In the entries below, find the lines with the word "tissues" and copy them.

◆ **EXERCISE MATERIALS**

------------------------------------------------

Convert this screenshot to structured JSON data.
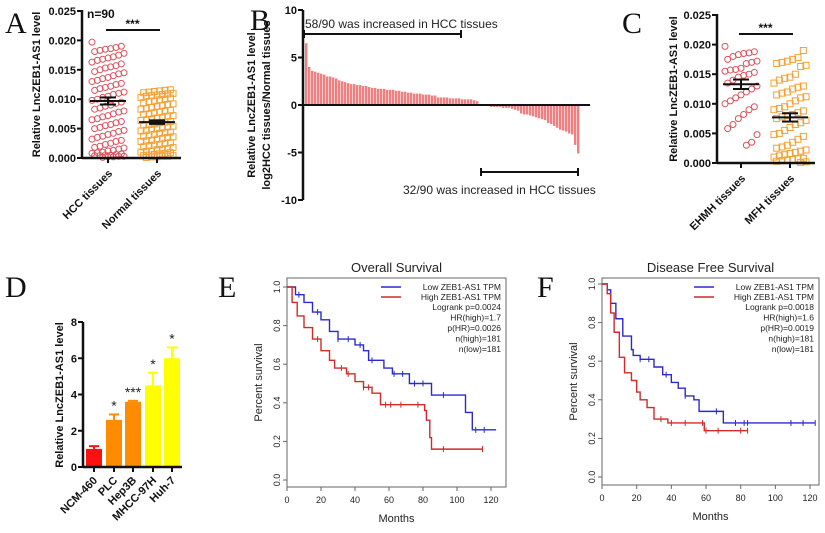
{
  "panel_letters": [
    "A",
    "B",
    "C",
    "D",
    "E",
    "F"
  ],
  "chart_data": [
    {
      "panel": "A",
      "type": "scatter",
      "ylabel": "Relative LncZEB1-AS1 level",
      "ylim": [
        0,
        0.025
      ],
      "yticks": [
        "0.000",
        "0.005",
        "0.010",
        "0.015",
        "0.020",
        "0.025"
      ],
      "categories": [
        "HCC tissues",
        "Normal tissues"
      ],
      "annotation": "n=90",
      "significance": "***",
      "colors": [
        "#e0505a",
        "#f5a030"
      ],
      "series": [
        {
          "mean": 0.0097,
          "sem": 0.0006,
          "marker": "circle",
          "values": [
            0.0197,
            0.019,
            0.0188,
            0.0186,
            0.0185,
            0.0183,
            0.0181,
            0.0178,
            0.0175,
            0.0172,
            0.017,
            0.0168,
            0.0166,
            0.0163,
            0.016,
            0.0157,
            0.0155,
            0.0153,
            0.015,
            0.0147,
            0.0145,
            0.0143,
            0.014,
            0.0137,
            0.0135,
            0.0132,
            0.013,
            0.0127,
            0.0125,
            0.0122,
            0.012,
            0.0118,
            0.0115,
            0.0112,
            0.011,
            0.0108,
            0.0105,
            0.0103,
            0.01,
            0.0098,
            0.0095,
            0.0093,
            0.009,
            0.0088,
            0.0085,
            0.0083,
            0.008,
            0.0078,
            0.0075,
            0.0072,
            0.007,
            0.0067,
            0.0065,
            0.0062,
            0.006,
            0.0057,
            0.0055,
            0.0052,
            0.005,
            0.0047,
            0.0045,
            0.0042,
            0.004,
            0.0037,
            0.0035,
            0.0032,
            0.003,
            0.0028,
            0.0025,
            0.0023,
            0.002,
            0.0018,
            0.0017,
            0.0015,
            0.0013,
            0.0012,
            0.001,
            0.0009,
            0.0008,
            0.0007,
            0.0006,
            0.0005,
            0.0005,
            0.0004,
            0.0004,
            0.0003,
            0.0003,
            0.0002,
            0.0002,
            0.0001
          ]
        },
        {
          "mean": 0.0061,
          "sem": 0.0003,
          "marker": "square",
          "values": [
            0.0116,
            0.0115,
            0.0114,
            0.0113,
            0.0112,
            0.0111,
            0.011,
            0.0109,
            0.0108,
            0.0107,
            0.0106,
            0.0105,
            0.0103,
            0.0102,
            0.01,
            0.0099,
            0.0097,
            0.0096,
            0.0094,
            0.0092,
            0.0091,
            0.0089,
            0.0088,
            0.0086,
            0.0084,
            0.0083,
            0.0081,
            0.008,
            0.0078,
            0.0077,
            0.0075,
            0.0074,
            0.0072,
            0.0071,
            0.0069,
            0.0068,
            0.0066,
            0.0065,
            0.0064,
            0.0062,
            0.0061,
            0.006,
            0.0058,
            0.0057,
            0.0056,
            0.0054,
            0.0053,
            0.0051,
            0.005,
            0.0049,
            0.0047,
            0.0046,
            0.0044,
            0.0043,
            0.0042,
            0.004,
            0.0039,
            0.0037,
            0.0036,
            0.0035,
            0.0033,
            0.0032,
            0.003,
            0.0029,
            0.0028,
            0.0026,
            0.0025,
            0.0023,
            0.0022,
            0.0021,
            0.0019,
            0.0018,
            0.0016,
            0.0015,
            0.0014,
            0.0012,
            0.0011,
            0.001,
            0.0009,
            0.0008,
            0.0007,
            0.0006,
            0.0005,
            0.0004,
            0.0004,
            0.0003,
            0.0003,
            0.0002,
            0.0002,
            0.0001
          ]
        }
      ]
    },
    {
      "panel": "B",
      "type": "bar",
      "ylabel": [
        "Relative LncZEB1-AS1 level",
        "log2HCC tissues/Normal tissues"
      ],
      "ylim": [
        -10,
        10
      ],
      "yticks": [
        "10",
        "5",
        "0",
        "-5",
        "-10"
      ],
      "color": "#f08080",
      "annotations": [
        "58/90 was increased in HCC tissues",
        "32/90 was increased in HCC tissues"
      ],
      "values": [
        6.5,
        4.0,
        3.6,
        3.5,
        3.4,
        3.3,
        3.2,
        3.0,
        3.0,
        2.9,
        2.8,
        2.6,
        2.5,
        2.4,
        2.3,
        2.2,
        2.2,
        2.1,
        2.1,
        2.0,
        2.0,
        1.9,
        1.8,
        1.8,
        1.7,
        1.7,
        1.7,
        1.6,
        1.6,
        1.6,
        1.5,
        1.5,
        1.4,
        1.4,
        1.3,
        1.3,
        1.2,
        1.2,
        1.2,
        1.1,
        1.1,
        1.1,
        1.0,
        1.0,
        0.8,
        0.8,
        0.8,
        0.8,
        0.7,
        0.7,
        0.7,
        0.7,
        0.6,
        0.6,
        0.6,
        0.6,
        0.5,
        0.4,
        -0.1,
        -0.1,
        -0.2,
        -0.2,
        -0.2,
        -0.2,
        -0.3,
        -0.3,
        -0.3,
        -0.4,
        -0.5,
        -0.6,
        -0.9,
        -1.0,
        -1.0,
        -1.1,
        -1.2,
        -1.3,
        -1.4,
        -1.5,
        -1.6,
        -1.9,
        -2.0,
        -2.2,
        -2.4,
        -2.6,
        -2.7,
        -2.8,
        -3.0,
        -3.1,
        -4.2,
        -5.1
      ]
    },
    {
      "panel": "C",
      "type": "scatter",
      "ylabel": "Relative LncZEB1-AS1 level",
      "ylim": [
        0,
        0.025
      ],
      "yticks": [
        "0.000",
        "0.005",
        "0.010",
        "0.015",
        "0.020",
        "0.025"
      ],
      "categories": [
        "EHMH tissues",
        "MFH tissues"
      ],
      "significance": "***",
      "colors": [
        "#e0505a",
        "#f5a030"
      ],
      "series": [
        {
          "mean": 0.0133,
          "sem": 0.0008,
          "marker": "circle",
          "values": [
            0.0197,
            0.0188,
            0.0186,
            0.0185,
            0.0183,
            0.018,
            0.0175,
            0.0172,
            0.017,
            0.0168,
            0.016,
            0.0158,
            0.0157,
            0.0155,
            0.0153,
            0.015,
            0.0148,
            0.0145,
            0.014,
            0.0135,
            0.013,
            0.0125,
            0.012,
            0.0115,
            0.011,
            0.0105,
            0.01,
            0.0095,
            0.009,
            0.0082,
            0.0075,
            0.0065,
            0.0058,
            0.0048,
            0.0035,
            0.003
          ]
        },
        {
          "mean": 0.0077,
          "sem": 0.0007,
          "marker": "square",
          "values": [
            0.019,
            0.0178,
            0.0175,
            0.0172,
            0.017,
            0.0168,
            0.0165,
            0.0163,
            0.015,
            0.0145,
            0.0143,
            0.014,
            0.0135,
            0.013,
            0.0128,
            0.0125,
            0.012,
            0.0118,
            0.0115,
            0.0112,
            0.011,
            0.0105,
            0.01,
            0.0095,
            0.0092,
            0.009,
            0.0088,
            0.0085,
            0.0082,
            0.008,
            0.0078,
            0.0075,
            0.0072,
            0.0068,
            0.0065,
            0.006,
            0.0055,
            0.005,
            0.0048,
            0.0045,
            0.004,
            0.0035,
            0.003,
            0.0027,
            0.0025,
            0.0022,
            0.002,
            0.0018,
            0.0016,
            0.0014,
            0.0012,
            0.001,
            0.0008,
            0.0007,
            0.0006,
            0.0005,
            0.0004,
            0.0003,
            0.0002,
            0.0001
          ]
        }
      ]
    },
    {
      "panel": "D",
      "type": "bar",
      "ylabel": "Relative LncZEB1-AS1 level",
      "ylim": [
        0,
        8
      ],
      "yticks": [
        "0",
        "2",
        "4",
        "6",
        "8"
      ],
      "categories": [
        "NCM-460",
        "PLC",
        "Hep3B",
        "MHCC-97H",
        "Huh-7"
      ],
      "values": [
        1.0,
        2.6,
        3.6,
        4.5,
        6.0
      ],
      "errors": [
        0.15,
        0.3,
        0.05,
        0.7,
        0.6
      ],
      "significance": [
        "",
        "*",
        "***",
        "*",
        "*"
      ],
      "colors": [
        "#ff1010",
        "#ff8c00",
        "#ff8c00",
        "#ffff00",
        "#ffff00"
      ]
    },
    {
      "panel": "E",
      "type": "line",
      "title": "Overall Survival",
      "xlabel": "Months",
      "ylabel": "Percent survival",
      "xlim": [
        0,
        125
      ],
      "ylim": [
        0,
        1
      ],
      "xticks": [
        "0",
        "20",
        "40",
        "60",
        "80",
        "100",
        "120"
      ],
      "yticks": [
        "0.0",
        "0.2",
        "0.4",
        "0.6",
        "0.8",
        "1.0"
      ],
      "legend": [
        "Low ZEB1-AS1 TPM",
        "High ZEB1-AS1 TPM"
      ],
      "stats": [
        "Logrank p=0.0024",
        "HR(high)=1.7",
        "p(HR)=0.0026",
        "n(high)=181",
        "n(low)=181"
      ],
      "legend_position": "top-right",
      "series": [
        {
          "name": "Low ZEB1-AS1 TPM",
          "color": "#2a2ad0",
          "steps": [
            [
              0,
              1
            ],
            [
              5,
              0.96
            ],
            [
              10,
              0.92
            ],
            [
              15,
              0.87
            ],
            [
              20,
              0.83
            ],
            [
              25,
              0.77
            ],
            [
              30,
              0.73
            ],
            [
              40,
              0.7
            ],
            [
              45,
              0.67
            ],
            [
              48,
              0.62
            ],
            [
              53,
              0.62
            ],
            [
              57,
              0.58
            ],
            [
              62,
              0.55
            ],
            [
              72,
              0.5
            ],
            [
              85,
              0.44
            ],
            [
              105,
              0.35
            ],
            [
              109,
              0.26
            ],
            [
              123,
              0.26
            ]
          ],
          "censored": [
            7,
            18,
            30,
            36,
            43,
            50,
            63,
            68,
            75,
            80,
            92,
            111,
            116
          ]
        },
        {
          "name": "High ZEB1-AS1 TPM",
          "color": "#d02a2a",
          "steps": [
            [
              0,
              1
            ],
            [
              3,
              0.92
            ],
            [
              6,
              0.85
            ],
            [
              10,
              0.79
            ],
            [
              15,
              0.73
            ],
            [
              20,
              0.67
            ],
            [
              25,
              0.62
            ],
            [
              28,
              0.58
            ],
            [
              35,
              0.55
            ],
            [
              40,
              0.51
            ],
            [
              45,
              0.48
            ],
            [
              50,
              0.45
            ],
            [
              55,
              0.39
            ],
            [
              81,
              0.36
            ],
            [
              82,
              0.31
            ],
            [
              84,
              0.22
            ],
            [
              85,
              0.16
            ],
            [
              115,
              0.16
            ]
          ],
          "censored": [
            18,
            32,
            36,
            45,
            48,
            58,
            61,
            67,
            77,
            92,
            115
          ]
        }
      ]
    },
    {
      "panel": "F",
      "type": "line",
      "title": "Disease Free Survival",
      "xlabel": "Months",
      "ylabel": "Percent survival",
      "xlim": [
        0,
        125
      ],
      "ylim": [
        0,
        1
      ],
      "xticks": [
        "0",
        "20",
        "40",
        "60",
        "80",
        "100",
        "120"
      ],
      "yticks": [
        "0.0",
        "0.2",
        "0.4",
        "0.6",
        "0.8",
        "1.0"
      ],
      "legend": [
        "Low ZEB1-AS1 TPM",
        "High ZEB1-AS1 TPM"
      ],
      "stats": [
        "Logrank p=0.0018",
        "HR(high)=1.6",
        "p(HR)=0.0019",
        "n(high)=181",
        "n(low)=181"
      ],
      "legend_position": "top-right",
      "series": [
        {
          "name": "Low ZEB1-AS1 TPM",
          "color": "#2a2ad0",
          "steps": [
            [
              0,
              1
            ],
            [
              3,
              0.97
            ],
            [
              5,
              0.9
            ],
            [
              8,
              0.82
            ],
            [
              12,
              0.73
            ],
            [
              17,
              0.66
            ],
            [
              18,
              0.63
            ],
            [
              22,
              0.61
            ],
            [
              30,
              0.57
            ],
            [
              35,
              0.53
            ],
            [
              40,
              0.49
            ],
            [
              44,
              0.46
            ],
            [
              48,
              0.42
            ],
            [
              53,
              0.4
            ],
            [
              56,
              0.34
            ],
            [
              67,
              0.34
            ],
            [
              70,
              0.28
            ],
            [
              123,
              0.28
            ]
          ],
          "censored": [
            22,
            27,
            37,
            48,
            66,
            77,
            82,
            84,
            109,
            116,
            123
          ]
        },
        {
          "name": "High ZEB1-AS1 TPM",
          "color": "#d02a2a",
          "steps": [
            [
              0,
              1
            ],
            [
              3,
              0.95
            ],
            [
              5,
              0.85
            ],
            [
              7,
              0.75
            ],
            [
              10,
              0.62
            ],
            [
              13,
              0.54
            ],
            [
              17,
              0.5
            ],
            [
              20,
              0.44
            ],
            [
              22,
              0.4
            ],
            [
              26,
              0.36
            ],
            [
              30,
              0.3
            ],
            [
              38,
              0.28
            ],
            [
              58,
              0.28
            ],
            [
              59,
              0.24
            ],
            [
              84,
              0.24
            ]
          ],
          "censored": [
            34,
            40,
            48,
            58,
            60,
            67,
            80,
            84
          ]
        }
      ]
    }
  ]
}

------------------------------------------------

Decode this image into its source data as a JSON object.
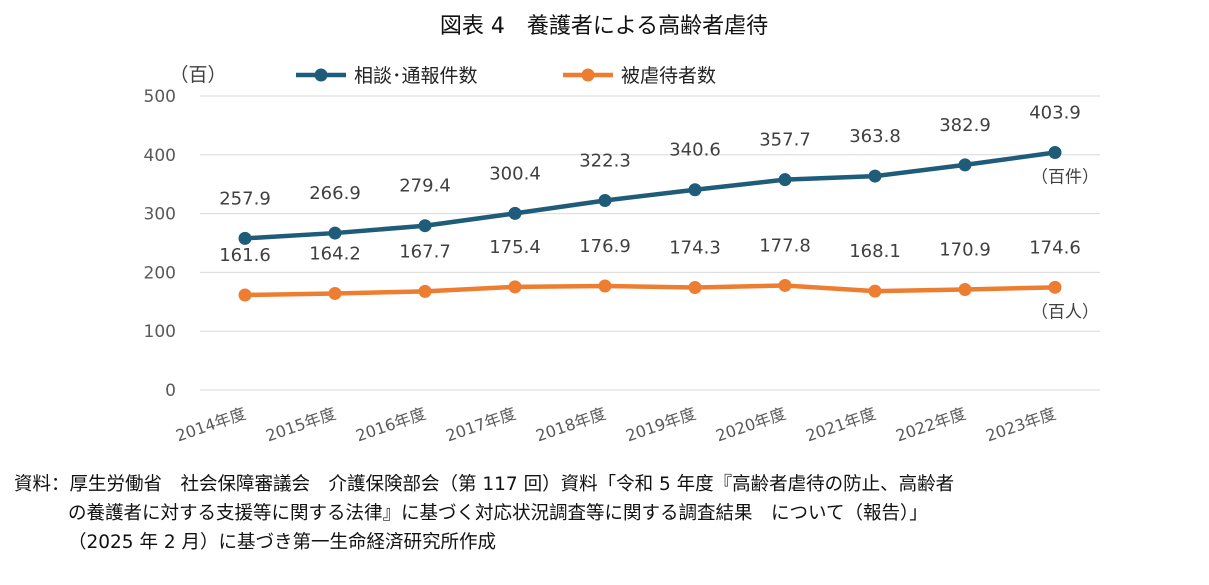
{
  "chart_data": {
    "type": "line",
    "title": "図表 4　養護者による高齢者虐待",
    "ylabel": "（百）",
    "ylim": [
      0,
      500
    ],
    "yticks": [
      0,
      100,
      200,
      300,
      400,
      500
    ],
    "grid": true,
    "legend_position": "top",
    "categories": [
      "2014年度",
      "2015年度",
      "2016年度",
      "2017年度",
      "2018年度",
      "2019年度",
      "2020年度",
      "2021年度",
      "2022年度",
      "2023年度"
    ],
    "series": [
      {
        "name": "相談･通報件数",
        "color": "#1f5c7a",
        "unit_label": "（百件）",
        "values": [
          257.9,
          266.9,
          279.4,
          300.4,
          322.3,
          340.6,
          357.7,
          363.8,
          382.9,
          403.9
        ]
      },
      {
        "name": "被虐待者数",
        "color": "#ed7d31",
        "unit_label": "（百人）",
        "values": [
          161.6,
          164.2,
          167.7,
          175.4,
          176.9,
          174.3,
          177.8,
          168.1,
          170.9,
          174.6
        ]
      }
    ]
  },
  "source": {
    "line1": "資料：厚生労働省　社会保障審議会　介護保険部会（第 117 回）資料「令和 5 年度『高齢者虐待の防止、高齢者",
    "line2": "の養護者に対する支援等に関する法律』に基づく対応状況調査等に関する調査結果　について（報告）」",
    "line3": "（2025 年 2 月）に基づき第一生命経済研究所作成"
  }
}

------------------------------------------------

◆ **SOLUTION TO THIS EXERCISE**
        "HCC tissues",
        "Normal tissues"
        "log2HCC tissues/Normal tissues"
        "58/90 was increased in HCC tissues",
        "32/90 was increased in HCC tissues"
        "EHMH tissues",
        "MFH tissues"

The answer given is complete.